Exercise:
Report all lines from the entries below in which "type" appears.

Part of a data file

===

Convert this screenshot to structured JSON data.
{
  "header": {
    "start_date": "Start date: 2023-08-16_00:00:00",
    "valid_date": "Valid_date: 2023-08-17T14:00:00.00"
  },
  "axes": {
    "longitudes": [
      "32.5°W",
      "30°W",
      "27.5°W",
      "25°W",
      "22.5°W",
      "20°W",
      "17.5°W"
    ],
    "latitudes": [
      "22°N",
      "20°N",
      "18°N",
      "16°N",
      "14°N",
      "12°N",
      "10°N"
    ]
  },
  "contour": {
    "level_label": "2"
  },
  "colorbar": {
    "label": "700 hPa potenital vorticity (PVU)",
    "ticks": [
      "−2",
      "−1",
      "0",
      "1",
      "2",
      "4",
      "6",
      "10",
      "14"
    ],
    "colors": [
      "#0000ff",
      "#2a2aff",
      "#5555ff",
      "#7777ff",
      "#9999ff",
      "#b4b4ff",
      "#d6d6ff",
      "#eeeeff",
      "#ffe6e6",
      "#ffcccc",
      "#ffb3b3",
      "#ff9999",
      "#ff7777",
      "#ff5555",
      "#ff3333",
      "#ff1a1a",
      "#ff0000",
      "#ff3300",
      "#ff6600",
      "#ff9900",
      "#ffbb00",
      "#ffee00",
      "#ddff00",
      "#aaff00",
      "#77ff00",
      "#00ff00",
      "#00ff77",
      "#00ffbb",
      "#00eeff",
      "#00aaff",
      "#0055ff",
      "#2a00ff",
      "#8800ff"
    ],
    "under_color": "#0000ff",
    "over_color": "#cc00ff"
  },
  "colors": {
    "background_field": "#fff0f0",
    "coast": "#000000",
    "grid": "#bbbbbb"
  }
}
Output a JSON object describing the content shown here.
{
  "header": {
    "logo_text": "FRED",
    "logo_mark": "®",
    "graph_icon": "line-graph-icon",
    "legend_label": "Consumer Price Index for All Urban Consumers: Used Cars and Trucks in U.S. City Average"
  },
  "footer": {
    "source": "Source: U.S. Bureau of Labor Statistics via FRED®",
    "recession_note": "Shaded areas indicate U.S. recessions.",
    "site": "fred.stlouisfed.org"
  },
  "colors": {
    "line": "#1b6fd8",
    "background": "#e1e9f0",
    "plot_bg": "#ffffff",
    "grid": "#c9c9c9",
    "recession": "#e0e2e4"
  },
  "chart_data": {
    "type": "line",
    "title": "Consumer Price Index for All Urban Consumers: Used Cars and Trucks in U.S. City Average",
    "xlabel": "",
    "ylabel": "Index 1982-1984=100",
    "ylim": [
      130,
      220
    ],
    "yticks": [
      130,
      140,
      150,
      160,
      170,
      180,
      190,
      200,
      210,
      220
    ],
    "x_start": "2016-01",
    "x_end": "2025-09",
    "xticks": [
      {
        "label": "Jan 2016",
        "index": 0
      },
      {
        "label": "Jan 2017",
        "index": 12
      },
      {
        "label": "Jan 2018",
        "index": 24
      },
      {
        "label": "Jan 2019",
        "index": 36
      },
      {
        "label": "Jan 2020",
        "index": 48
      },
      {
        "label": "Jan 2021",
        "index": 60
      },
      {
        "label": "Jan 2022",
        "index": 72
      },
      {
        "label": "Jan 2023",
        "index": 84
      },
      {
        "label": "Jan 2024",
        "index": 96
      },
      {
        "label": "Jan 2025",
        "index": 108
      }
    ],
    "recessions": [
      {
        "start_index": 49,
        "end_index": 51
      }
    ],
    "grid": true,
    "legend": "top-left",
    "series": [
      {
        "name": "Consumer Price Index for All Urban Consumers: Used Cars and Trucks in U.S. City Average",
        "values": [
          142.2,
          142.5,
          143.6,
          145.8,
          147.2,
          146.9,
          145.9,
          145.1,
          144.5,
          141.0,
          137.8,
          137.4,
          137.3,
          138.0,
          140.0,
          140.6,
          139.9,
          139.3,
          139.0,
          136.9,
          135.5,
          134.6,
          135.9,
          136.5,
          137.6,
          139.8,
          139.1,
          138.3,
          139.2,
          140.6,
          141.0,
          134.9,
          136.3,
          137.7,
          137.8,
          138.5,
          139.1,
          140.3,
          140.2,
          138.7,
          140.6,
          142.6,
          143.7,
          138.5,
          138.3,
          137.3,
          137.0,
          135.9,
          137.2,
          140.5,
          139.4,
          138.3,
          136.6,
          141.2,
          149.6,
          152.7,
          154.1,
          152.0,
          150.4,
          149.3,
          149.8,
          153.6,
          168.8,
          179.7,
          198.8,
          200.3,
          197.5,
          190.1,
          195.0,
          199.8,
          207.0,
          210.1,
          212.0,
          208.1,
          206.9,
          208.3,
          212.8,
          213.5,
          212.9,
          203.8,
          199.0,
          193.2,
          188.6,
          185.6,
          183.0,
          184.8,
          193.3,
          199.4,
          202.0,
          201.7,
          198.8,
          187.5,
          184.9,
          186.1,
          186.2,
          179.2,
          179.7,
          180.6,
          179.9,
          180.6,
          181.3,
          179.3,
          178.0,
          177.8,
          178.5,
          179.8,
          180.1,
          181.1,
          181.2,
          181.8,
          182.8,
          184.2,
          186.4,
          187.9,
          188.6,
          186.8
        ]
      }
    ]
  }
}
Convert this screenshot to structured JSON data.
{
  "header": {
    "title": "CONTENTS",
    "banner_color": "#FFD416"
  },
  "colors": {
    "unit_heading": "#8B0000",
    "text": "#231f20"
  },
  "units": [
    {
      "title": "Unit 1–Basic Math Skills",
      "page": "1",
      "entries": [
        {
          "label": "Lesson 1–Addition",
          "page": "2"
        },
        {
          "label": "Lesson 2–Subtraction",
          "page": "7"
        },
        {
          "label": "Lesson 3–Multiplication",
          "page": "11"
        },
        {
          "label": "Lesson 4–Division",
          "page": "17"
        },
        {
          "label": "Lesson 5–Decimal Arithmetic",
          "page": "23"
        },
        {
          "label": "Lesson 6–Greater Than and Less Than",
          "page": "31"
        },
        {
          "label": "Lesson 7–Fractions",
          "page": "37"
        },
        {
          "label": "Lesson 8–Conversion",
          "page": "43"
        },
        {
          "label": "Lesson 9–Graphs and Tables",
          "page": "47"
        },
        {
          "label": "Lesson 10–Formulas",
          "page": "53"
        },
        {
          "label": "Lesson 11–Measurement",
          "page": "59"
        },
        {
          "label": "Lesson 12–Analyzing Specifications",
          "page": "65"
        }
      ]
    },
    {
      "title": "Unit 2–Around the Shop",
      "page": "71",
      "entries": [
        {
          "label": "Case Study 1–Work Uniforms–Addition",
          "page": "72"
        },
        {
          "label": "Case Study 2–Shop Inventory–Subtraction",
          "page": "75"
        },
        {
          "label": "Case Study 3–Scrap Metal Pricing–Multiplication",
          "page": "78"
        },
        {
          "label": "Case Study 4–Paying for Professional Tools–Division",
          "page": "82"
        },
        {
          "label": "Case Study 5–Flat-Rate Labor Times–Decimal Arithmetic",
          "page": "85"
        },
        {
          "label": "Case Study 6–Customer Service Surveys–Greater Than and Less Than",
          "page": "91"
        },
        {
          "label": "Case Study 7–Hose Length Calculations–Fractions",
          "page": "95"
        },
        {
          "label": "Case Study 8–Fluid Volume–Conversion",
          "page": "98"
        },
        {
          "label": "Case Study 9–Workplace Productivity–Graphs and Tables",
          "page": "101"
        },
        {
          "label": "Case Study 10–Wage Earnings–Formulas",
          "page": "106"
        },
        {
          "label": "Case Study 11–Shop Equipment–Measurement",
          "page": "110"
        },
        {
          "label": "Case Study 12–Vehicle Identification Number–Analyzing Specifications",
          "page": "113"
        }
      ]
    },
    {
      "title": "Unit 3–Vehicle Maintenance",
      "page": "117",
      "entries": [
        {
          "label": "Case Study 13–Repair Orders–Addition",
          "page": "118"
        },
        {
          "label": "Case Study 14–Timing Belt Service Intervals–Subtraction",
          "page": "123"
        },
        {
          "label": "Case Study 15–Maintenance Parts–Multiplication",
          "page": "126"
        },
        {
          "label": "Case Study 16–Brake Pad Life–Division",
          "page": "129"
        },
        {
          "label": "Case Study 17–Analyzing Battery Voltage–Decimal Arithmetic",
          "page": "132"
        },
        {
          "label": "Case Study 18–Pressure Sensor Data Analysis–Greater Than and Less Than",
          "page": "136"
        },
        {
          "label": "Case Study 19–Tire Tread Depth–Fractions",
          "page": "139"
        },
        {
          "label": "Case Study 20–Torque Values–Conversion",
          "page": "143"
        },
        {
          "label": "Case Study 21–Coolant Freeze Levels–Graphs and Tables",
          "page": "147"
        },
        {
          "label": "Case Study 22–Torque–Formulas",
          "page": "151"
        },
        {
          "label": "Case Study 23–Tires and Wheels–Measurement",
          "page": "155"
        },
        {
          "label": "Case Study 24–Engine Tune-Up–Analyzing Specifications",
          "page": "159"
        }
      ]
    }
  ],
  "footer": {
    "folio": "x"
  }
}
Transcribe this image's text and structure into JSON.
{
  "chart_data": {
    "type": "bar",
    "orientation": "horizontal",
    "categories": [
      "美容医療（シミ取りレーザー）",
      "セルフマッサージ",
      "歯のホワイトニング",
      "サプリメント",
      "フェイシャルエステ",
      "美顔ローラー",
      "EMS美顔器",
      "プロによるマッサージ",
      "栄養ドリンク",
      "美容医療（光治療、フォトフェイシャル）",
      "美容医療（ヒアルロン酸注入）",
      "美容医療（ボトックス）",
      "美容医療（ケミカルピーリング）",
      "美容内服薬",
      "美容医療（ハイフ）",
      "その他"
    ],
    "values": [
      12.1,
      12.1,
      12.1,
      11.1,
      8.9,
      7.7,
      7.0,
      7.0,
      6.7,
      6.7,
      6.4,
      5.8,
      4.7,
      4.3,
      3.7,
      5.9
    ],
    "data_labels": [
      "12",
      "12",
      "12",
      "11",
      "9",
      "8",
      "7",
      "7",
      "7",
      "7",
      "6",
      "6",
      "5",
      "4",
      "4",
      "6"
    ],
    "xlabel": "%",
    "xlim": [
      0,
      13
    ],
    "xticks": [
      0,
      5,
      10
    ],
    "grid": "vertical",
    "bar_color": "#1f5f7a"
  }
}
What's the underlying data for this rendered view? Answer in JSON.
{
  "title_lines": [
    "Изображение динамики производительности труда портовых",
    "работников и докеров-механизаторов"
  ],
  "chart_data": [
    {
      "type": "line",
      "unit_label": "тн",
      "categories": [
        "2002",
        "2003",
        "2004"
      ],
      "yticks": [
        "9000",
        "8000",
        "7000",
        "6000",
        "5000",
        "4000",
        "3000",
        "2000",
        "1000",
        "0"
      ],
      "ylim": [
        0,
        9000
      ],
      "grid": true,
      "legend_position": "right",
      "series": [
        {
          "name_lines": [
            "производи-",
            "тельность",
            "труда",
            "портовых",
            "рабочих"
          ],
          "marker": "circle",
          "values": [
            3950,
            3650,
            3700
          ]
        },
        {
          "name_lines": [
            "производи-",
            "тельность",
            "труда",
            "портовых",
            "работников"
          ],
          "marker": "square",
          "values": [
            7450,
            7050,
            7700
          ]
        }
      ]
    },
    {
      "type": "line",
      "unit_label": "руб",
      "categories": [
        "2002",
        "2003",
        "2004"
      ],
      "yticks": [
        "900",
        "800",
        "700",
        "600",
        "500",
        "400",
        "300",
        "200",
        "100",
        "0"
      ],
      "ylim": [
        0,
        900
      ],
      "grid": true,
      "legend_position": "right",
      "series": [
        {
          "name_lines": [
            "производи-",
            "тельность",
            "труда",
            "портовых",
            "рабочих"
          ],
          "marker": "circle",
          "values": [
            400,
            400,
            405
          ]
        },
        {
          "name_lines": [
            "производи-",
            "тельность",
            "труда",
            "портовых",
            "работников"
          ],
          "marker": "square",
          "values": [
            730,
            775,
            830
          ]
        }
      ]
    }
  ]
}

===

Result of this exercise:
    "type": "line",
    "type": "bar",
      "type": "line",
      "type": "line",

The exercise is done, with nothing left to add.